* BEGIN Stored records *

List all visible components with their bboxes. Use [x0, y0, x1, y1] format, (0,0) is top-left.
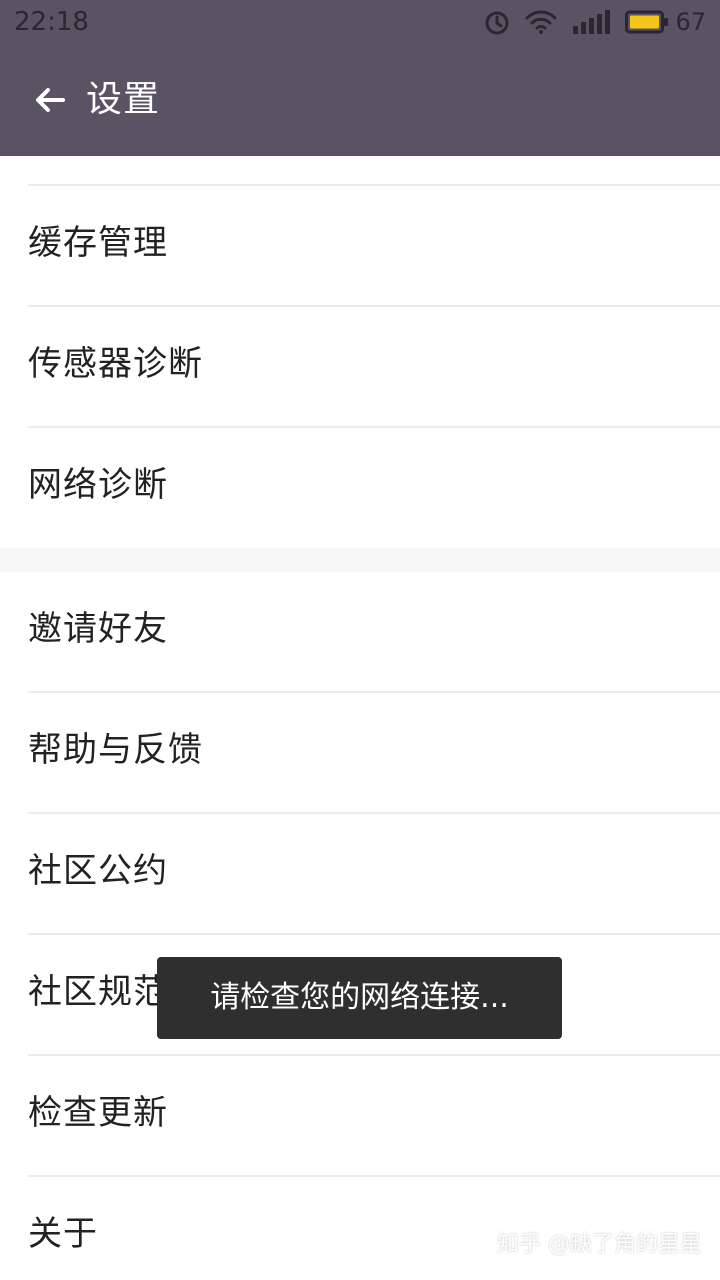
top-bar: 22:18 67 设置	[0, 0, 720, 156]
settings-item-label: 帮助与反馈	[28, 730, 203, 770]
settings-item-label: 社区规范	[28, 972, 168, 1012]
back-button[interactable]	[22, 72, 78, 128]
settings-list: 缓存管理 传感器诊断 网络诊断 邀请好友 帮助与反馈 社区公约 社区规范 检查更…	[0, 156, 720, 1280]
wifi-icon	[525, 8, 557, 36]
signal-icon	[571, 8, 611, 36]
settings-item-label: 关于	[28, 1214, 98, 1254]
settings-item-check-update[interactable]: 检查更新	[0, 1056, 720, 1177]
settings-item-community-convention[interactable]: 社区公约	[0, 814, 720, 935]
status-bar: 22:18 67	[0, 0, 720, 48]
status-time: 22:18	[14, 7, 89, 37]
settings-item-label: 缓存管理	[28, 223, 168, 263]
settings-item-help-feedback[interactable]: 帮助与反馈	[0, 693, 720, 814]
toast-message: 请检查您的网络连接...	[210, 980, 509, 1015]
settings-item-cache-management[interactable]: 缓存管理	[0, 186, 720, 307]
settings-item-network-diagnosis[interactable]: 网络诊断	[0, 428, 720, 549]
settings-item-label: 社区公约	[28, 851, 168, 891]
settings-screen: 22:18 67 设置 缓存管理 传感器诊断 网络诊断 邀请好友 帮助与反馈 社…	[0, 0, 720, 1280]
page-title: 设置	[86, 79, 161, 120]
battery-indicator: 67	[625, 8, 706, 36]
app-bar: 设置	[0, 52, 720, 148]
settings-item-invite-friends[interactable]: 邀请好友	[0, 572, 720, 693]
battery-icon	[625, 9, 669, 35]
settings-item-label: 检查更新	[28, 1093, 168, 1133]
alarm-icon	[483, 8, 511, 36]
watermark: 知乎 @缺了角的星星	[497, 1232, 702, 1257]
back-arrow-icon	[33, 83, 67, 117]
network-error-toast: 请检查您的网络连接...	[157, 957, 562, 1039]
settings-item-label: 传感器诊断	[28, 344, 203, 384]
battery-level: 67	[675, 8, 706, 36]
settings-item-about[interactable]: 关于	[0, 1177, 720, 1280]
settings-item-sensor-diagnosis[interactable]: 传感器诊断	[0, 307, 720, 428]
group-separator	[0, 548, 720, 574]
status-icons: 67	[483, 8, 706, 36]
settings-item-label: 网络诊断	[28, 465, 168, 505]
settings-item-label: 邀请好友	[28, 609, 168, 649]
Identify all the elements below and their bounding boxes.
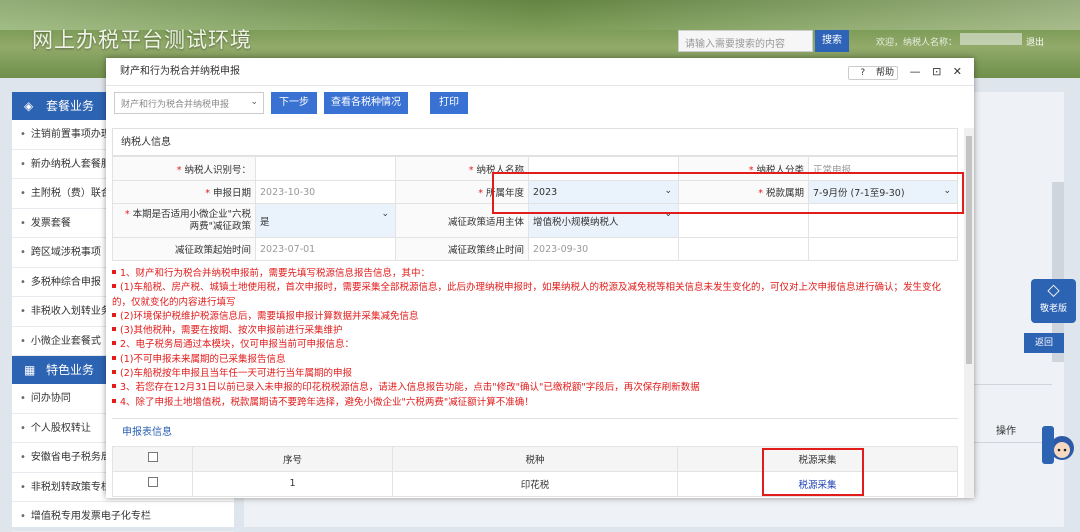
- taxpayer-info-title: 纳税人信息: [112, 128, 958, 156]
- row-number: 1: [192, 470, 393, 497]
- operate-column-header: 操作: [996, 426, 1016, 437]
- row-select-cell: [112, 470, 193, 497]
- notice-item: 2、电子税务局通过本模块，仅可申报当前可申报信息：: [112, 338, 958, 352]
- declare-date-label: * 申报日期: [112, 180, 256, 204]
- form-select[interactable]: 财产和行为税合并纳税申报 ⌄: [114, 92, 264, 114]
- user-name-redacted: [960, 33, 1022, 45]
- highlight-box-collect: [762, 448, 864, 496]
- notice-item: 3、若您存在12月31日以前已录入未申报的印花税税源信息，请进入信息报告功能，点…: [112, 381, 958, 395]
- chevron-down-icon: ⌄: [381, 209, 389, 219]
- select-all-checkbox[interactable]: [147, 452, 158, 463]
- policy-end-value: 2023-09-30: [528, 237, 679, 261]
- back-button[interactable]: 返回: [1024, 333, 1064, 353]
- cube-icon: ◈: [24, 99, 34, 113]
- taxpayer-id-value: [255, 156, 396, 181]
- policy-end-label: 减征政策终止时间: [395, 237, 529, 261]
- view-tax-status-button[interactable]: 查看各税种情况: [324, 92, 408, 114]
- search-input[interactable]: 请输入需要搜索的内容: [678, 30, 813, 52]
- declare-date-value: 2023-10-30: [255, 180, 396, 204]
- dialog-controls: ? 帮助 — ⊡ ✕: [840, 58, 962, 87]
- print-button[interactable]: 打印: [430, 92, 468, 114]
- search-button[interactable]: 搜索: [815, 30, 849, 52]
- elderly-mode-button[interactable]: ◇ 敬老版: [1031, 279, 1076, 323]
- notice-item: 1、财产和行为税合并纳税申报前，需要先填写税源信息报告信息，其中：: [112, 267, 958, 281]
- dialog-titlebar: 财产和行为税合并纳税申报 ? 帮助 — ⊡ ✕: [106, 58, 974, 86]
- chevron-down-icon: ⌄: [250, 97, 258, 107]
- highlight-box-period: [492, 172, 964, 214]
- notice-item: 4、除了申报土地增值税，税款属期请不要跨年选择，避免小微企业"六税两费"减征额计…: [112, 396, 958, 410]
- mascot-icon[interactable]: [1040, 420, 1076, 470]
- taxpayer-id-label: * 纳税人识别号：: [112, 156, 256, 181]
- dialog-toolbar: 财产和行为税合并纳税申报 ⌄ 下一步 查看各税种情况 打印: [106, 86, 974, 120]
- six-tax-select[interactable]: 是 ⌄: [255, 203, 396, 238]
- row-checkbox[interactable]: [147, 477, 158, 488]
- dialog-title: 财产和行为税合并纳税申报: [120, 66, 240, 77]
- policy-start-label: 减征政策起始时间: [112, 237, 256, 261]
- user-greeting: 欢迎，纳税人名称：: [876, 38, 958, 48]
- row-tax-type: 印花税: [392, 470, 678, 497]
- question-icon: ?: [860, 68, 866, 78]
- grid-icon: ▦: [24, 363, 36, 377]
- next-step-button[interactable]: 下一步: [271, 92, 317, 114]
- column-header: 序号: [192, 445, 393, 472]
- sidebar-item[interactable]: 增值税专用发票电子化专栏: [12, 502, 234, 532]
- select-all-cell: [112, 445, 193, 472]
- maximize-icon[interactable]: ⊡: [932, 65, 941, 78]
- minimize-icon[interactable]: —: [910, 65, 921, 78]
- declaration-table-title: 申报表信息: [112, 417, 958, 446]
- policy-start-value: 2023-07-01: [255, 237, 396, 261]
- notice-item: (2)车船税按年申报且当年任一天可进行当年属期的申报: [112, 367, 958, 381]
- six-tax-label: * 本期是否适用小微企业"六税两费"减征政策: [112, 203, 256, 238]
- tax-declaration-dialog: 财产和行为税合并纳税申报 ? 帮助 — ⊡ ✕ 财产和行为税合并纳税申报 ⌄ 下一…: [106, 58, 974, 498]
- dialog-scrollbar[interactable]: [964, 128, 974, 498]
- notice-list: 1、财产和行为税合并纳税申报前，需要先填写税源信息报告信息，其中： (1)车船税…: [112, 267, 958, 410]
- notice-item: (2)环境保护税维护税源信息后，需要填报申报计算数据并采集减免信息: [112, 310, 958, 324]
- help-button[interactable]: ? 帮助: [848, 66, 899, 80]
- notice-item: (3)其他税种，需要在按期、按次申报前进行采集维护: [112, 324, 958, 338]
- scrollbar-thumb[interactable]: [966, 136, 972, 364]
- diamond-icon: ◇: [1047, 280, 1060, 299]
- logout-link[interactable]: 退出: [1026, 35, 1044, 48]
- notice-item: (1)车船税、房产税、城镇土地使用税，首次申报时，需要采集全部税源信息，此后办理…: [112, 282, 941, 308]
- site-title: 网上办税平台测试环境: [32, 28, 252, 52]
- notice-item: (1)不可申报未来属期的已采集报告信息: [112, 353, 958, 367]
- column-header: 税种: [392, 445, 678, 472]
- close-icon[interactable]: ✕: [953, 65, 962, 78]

* END Stored records *

Copy every line above word for word, leaving out the pictures.

List all visible components with their bboxes. Use [x0, y0, x1, y1] format, (0,0) is top-left.
top-bar: 22:18 67 设置	[0, 0, 720, 156]
settings-item-label: 帮助与反馈	[28, 730, 203, 770]
settings-item-label: 社区规范	[28, 972, 168, 1012]
back-button[interactable]	[22, 72, 78, 128]
settings-list: 缓存管理 传感器诊断 网络诊断 邀请好友 帮助与反馈 社区公约 社区规范 检查更…	[0, 156, 720, 1280]
wifi-icon	[525, 8, 557, 36]
signal-icon	[571, 8, 611, 36]
settings-item-label: 关于	[28, 1214, 98, 1254]
settings-item-check-update[interactable]: 检查更新	[0, 1056, 720, 1177]
settings-item-community-convention[interactable]: 社区公约	[0, 814, 720, 935]
status-bar: 22:18 67	[0, 0, 720, 48]
status-time: 22:18	[14, 7, 89, 37]
settings-item-label: 缓存管理	[28, 223, 168, 263]
settings-item-help-feedback[interactable]: 帮助与反馈	[0, 693, 720, 814]
toast-message: 请检查您的网络连接...	[210, 980, 509, 1015]
settings-item-cache-management[interactable]: 缓存管理	[0, 186, 720, 307]
settings-item-network-diagnosis[interactable]: 网络诊断	[0, 428, 720, 549]
settings-item-label: 社区公约	[28, 851, 168, 891]
settings-screen: 22:18 67 设置 缓存管理 传感器诊断 网络诊断 邀请好友 帮助与反馈 社…	[0, 0, 720, 1280]
page-title: 设置	[86, 79, 161, 120]
battery-indicator: 67	[625, 8, 706, 36]
app-bar: 设置	[0, 52, 720, 148]
settings-item-invite-friends[interactable]: 邀请好友	[0, 572, 720, 693]
battery-icon	[625, 9, 669, 35]
settings-item-label: 检查更新	[28, 1093, 168, 1133]
alarm-icon	[483, 8, 511, 36]
watermark: 知乎 @缺了角的星星	[497, 1232, 702, 1257]
back-arrow-icon	[33, 83, 67, 117]
network-error-toast: 请检查您的网络连接...	[157, 957, 562, 1039]
settings-item-label: 传感器诊断	[28, 344, 203, 384]
battery-level: 67	[675, 8, 706, 36]
settings-item-about[interactable]: 关于	[0, 1177, 720, 1280]
settings-item-sensor-diagnosis[interactable]: 传感器诊断	[0, 307, 720, 428]
group-separator	[0, 548, 720, 574]
status-icons: 67	[483, 8, 706, 36]
settings-item-label: 网络诊断	[28, 465, 168, 505]
settings-item-label: 邀请好友	[28, 609, 168, 649]
Identify all the elements below and their bounding boxes.
- taxpayer-info-title: 纳税人信息: [112, 128, 958, 156]
- row-number: 1: [192, 470, 393, 497]
- operate-column-header: 操作: [996, 426, 1016, 437]
- row-select-cell: [112, 470, 193, 497]
- notice-item: 2、电子税务局通过本模块，仅可申报当前可申报信息：: [112, 338, 958, 352]
- declare-date-label: * 申报日期: [112, 180, 256, 204]
- form-select[interactable]: 财产和行为税合并纳税申报 ⌄: [114, 92, 264, 114]
- user-name-redacted: [960, 33, 1022, 45]
- highlight-box-collect: [762, 448, 864, 496]
- notice-item: 3、若您存在12月31日以前已录入未申报的印花税税源信息，请进入信息报告功能，点…: [112, 381, 958, 395]
- chevron-down-icon: ⌄: [381, 209, 389, 219]
- select-all-checkbox[interactable]: [147, 452, 158, 463]
- policy-end-value: 2023-09-30: [528, 237, 679, 261]
- back-button[interactable]: 返回: [1024, 333, 1064, 353]
- cube-icon: ◈: [24, 99, 34, 113]
- taxpayer-id-value: [255, 156, 396, 181]
- policy-end-label: 减征政策终止时间: [395, 237, 529, 261]
- view-tax-status-button[interactable]: 查看各税种情况: [324, 92, 408, 114]
- search-input[interactable]: 请输入需要搜索的内容: [678, 30, 813, 52]
- declare-date-value: 2023-10-30: [255, 180, 396, 204]
- dialog-controls: ? 帮助 — ⊡ ✕: [840, 58, 962, 87]
- print-button[interactable]: 打印: [430, 92, 468, 114]
- search-button[interactable]: 搜索: [815, 30, 849, 52]
- elderly-mode-button[interactable]: ◇ 敬老版: [1031, 279, 1076, 323]
- notice-item: 1、财产和行为税合并纳税申报前，需要先填写税源信息报告信息，其中：: [112, 267, 958, 281]
- dialog-titlebar: 财产和行为税合并纳税申报 ? 帮助 — ⊡ ✕: [106, 58, 974, 86]
- chevron-down-icon: ⌄: [250, 97, 258, 107]
- highlight-box-period: [492, 172, 964, 214]
- notice-item: 4、除了申报土地增值税，税款属期请不要跨年选择，避免小微企业"六税两费"减征额计…: [112, 396, 958, 410]
- mascot-icon[interactable]: [1040, 420, 1076, 470]
- taxpayer-id-label: * 纳税人识别号：: [112, 156, 256, 181]
- dialog-toolbar: 财产和行为税合并纳税申报 ⌄ 下一步 查看各税种情况 打印: [106, 86, 974, 120]
- six-tax-select[interactable]: 是 ⌄: [255, 203, 396, 238]
- row-checkbox[interactable]: [147, 477, 158, 488]
- dialog-title: 财产和行为税合并纳税申报: [120, 66, 240, 77]
- policy-start-label: 减征政策起始时间: [112, 237, 256, 261]
- user-greeting: 欢迎，纳税人名称：: [876, 38, 958, 48]
- row-tax-type: 印花税: [392, 470, 678, 497]
- question-icon: ?: [860, 68, 866, 78]
- grid-icon: ▦: [24, 363, 36, 377]
- next-step-button[interactable]: 下一步: [271, 92, 317, 114]
- column-header: 序号: [192, 445, 393, 472]
- sidebar-item[interactable]: 增值税专用发票电子化专栏: [12, 502, 234, 532]
- select-all-cell: [112, 445, 193, 472]
- maximize-icon[interactable]: ⊡: [932, 65, 941, 78]
- minimize-icon[interactable]: —: [910, 65, 921, 78]
- declaration-table-title: 申报表信息: [112, 417, 958, 446]
- policy-start-value: 2023-07-01: [255, 237, 396, 261]
- notice-item: (2)车船税按年申报且当年任一天可进行当年属期的申报: [112, 367, 958, 381]
- six-tax-label: * 本期是否适用小微企业"六税两费"减征政策: [112, 203, 256, 238]
- tax-declaration-dialog: 财产和行为税合并纳税申报 ? 帮助 — ⊡ ✕ 财产和行为税合并纳税申报 ⌄ 下一…: [106, 58, 974, 498]
- dialog-scrollbar[interactable]: [964, 128, 974, 498]
- notice-list: 1、财产和行为税合并纳税申报前，需要先填写税源信息报告信息，其中： (1)车船税…: [112, 267, 958, 410]
- notice-item: (2)环境保护税维护税源信息后，需要填报申报计算数据并采集减免信息: [112, 310, 958, 324]
- help-button[interactable]: ? 帮助: [848, 66, 899, 80]
- notice-item: (3)其他税种，需要在按期、按次申报前进行采集维护: [112, 324, 958, 338]
- scrollbar-thumb[interactable]: [966, 136, 972, 364]
- diamond-icon: ◇: [1047, 280, 1060, 299]
- logout-link[interactable]: 退出: [1026, 35, 1044, 48]
- notice-item: (1)车船税、房产税、城镇土地使用税，首次申报时，需要采集全部税源信息，此后办理…: [112, 282, 941, 308]
- site-title: 网上办税平台测试环境: [32, 28, 252, 52]
- notice-item: (1)不可申报未来属期的已采集报告信息: [112, 353, 958, 367]
- column-header: 税种: [392, 445, 678, 472]
- close-icon[interactable]: ✕: [953, 65, 962, 78]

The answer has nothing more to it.